Data provided =>
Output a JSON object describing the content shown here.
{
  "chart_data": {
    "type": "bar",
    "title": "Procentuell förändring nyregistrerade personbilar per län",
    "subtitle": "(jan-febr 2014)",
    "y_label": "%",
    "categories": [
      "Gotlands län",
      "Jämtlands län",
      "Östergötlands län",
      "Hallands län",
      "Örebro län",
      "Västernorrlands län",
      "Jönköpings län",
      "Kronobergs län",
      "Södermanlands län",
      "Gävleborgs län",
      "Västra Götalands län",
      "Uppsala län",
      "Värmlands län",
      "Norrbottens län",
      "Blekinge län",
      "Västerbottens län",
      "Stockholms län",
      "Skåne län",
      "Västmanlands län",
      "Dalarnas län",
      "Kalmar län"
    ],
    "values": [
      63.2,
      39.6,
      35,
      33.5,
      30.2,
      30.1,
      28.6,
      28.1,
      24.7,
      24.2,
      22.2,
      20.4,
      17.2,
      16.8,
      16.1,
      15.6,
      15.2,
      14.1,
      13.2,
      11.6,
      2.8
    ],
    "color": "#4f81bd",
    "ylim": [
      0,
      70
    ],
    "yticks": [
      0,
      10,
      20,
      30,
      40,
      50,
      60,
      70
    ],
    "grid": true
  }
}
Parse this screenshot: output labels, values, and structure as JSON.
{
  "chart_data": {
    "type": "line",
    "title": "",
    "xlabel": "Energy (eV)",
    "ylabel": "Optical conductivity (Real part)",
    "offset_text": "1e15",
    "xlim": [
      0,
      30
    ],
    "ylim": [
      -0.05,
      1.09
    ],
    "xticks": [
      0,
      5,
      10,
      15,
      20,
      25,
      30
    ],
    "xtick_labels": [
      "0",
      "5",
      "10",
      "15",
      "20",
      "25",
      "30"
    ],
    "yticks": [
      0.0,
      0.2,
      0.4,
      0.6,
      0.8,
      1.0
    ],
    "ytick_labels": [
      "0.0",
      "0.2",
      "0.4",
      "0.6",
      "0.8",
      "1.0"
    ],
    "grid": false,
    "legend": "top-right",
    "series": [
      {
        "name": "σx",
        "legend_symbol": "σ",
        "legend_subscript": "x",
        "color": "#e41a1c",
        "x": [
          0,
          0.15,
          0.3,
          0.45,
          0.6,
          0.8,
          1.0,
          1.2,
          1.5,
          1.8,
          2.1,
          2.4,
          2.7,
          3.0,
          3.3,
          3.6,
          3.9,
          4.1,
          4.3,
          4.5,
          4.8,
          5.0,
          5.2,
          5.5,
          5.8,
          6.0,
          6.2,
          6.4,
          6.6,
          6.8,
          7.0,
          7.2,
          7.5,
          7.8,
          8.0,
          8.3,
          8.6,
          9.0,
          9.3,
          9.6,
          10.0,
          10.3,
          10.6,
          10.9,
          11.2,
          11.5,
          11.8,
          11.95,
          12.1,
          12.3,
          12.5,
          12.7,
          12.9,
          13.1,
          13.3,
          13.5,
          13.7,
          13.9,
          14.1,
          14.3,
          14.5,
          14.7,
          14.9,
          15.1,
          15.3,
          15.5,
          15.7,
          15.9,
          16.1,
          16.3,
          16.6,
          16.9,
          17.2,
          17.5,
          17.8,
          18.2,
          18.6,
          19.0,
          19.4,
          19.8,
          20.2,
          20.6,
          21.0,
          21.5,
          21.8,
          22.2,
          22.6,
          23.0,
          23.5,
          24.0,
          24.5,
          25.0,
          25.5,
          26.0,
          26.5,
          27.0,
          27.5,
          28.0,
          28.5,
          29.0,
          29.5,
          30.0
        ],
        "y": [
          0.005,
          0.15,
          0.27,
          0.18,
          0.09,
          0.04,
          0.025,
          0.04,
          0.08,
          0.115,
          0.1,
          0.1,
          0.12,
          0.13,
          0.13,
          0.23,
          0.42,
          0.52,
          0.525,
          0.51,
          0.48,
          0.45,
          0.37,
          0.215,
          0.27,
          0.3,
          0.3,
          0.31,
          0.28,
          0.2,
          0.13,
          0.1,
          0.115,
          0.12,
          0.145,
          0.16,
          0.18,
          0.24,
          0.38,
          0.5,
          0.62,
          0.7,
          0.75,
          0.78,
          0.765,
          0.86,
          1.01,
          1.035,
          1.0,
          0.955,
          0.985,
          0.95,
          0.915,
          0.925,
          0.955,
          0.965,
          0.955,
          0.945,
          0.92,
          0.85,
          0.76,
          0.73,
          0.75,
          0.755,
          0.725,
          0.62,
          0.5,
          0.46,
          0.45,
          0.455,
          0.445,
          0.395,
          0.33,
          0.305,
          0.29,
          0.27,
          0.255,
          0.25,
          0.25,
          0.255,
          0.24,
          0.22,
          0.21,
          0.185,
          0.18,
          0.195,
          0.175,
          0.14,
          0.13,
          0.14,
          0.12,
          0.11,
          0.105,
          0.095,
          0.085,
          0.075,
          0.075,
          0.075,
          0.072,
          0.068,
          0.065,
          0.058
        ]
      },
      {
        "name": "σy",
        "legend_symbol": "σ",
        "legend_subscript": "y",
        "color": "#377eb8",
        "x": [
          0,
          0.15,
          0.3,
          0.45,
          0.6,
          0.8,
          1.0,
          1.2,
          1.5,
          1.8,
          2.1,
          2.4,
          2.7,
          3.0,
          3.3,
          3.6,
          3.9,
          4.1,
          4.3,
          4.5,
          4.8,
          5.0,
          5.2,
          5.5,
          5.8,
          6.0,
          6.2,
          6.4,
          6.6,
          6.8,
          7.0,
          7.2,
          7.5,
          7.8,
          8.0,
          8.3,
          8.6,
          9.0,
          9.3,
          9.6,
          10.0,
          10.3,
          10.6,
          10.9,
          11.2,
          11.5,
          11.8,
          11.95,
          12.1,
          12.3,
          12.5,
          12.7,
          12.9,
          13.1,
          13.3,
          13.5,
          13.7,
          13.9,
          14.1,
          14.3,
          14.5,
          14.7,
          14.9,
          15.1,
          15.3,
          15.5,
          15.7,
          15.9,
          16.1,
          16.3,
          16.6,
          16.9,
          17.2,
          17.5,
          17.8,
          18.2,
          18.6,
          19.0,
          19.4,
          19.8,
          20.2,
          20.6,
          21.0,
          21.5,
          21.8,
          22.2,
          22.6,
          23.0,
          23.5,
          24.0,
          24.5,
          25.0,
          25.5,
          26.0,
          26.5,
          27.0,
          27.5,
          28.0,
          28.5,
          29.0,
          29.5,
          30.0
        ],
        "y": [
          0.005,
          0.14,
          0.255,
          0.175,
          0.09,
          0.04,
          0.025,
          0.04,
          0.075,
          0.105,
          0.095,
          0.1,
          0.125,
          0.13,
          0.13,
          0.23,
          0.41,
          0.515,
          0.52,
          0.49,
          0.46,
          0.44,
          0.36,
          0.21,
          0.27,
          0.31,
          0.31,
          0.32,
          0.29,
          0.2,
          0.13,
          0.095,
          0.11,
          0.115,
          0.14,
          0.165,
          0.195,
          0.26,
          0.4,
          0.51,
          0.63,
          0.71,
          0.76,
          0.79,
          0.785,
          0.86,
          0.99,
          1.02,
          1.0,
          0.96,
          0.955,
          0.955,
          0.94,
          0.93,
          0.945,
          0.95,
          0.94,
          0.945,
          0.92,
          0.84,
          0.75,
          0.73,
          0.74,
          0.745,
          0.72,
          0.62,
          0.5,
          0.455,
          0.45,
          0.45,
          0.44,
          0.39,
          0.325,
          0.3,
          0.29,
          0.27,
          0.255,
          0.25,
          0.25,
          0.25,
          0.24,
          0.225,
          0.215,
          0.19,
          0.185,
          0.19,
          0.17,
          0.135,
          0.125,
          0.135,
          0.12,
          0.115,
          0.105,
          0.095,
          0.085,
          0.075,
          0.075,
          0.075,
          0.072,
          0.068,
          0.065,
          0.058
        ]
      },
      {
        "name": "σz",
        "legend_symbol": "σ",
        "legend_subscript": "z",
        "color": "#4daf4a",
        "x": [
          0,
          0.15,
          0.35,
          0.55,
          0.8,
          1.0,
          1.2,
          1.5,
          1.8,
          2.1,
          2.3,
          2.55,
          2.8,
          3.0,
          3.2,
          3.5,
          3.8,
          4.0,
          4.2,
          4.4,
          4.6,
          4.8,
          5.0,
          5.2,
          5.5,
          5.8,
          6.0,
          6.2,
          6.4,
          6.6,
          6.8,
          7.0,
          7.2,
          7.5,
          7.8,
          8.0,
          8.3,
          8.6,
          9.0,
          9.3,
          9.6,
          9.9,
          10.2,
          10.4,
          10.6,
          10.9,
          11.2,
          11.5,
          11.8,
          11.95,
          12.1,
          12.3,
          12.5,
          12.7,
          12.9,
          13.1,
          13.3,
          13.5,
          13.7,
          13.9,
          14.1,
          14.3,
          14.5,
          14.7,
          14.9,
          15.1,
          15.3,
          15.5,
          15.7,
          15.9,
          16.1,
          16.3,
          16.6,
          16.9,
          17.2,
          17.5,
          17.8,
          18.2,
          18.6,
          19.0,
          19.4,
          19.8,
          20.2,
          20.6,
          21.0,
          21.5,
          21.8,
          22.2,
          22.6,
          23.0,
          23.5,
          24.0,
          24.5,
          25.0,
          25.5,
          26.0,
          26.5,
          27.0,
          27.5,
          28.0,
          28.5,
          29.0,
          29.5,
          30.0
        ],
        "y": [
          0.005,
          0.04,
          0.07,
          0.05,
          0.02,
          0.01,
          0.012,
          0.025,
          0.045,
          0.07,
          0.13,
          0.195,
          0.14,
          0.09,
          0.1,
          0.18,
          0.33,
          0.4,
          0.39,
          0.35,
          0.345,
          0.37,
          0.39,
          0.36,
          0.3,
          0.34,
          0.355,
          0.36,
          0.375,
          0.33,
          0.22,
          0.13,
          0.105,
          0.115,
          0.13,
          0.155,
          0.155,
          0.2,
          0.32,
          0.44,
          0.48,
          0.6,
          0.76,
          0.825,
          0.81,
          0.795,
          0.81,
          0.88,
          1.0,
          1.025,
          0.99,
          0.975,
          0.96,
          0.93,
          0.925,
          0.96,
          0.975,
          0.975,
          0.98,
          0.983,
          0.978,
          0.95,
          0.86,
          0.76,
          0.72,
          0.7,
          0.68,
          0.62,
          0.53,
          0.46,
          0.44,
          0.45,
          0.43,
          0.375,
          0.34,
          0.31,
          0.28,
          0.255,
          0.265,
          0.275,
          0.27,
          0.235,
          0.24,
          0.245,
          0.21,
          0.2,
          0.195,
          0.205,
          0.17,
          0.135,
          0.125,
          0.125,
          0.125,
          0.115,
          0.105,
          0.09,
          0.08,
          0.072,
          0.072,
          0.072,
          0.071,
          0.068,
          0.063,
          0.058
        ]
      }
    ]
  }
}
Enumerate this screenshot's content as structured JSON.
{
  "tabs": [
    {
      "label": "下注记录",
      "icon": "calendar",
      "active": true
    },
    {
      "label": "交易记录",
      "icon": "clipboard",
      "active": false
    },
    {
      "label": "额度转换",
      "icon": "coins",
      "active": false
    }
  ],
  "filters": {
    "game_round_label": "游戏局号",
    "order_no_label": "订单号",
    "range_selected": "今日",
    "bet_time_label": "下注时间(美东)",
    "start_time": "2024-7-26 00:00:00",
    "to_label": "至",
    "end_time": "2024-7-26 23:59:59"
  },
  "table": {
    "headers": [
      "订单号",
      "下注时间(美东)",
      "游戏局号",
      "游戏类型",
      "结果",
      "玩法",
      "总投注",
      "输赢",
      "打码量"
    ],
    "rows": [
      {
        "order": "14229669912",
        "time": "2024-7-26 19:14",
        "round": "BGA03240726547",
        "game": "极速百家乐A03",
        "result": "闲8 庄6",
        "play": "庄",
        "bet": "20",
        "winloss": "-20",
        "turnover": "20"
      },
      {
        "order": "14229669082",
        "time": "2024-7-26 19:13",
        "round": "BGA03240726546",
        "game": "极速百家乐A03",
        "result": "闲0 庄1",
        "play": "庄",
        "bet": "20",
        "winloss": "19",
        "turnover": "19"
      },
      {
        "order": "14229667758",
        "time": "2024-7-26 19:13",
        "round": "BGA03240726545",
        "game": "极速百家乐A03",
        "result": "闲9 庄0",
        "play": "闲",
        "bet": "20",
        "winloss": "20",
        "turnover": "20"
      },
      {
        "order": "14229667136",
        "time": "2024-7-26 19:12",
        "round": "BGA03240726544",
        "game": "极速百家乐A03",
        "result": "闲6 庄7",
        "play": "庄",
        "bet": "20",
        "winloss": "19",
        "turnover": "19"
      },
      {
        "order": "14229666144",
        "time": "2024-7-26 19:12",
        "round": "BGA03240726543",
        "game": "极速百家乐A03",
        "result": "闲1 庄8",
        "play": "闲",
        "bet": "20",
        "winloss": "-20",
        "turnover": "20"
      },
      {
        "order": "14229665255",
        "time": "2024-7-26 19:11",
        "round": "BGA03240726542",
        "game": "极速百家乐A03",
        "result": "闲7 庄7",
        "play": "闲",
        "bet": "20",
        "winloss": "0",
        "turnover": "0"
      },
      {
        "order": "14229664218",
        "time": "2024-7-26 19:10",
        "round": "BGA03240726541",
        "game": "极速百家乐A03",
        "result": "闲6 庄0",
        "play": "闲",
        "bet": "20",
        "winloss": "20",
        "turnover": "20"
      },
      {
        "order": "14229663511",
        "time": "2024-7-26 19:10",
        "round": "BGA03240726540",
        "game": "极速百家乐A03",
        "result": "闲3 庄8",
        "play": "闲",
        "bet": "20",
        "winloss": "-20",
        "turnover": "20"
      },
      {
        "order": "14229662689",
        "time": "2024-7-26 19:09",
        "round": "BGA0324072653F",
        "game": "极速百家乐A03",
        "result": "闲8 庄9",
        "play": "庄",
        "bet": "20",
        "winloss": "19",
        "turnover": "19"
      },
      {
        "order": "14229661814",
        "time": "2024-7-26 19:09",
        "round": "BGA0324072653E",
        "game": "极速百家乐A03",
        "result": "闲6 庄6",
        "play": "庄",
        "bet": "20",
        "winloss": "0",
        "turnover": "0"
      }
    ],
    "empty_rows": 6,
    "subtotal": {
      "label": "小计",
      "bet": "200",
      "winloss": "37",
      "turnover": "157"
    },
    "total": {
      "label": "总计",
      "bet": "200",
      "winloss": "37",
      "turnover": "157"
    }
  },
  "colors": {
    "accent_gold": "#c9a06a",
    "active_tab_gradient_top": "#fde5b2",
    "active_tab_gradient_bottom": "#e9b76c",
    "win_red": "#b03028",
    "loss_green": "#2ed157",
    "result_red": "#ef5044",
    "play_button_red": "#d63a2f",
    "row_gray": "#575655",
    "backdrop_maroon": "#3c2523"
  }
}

Written exercise => State how many lines of the listing above include the word "this". Give nothing but the number.

Task solution => 2